• Brief
Indicate only the number of lines in the listing below in which the word "this" appears.

• Data provided
- - - - -

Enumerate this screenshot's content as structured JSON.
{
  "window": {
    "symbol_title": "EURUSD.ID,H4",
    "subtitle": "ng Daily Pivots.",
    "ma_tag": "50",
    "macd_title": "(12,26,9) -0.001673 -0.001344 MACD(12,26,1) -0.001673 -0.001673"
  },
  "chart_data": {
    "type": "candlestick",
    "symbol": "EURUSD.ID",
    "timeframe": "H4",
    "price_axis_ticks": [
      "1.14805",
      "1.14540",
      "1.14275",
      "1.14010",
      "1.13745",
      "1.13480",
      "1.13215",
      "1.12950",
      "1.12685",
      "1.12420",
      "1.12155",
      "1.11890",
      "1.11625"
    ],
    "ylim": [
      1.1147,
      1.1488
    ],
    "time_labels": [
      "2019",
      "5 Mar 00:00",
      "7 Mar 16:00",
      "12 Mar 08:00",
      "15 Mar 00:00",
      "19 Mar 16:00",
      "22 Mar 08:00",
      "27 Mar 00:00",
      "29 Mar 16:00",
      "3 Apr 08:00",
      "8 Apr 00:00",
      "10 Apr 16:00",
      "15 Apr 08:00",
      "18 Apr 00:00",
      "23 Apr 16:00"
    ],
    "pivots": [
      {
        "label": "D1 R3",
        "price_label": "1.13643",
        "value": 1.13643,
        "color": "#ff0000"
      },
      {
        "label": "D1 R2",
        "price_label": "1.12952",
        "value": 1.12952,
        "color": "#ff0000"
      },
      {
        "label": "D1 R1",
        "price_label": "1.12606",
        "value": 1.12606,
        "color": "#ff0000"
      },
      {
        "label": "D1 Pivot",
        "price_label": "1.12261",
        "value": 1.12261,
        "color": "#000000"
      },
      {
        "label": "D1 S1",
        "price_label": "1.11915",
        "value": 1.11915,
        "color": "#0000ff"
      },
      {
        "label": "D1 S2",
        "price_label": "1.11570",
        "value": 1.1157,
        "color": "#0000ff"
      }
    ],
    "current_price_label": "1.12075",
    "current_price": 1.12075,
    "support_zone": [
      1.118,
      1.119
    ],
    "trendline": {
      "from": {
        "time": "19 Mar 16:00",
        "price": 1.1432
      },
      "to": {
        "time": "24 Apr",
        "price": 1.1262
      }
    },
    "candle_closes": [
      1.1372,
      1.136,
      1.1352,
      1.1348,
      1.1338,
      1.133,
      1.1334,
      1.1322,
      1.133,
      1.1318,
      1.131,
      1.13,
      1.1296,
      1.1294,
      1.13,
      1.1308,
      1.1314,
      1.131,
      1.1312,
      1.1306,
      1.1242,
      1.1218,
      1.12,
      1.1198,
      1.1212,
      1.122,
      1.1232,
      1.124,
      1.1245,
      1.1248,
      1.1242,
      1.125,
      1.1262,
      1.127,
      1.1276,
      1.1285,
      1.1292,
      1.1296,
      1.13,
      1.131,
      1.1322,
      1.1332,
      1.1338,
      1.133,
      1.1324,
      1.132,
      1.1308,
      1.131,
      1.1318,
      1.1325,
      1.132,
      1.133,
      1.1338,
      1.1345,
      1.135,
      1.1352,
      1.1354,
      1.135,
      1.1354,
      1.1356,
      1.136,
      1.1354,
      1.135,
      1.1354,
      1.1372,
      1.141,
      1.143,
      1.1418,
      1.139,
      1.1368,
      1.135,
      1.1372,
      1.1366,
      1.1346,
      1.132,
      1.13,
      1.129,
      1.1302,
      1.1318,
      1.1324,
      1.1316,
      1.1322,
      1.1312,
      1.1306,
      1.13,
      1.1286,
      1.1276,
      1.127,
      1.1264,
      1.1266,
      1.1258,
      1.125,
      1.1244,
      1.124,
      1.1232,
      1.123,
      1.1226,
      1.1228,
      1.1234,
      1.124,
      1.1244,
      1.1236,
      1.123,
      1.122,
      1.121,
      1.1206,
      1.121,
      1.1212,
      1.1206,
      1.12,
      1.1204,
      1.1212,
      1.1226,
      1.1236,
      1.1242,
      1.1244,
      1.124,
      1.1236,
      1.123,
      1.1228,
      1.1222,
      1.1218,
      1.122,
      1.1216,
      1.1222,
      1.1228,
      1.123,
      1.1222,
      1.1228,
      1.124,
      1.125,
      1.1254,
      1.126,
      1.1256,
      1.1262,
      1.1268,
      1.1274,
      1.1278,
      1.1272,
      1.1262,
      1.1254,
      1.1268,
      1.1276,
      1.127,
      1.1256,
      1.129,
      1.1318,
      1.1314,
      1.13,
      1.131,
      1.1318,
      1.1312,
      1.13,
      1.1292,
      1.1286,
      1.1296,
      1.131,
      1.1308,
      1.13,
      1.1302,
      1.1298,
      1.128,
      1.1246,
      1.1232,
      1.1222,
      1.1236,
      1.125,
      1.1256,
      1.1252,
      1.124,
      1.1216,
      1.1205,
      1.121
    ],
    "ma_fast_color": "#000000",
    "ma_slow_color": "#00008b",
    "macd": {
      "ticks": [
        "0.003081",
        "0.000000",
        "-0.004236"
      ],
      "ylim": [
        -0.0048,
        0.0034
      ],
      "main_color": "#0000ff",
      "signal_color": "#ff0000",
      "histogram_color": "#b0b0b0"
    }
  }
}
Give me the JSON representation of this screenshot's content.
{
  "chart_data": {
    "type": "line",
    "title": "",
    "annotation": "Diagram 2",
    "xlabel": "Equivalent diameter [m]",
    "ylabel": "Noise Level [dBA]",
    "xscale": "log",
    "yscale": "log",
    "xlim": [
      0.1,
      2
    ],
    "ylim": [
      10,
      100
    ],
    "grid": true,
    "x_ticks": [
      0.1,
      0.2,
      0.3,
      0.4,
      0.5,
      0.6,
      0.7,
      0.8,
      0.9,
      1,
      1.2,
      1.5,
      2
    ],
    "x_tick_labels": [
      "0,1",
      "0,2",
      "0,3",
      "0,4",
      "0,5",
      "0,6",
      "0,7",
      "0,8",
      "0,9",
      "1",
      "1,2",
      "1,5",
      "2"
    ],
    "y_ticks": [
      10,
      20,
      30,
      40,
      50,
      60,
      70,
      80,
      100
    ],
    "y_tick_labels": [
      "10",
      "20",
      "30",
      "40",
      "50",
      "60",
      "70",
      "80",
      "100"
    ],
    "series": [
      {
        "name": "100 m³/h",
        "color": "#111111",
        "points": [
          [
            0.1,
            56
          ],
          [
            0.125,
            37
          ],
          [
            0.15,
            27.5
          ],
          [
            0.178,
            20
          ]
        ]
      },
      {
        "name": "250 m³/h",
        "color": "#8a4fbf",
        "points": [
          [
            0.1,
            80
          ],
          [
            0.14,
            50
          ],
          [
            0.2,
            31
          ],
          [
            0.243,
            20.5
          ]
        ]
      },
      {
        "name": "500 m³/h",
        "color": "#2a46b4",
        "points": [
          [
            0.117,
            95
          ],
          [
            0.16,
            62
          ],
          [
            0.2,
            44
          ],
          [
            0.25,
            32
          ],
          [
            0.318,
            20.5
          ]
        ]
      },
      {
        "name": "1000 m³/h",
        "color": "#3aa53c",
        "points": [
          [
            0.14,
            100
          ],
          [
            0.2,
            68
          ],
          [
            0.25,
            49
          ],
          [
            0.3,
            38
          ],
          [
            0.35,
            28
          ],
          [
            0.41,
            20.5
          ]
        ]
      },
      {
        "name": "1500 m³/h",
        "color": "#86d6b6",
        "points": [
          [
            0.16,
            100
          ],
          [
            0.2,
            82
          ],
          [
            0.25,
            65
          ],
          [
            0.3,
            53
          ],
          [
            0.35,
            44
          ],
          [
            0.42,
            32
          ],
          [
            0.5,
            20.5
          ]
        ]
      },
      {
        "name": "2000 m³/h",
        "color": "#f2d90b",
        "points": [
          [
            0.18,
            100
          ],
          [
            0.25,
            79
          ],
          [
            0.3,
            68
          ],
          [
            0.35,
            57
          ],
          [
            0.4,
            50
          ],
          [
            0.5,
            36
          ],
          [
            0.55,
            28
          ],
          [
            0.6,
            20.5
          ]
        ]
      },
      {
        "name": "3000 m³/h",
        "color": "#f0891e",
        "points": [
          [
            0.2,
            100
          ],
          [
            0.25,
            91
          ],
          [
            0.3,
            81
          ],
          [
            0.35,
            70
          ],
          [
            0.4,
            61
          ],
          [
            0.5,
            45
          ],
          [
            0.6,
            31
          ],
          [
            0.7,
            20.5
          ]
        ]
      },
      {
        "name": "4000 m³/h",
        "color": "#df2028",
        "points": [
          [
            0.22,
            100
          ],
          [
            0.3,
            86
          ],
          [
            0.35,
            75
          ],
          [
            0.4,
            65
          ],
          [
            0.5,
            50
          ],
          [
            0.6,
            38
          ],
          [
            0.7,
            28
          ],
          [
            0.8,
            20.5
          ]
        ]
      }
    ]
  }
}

- - - - -

• Full output
2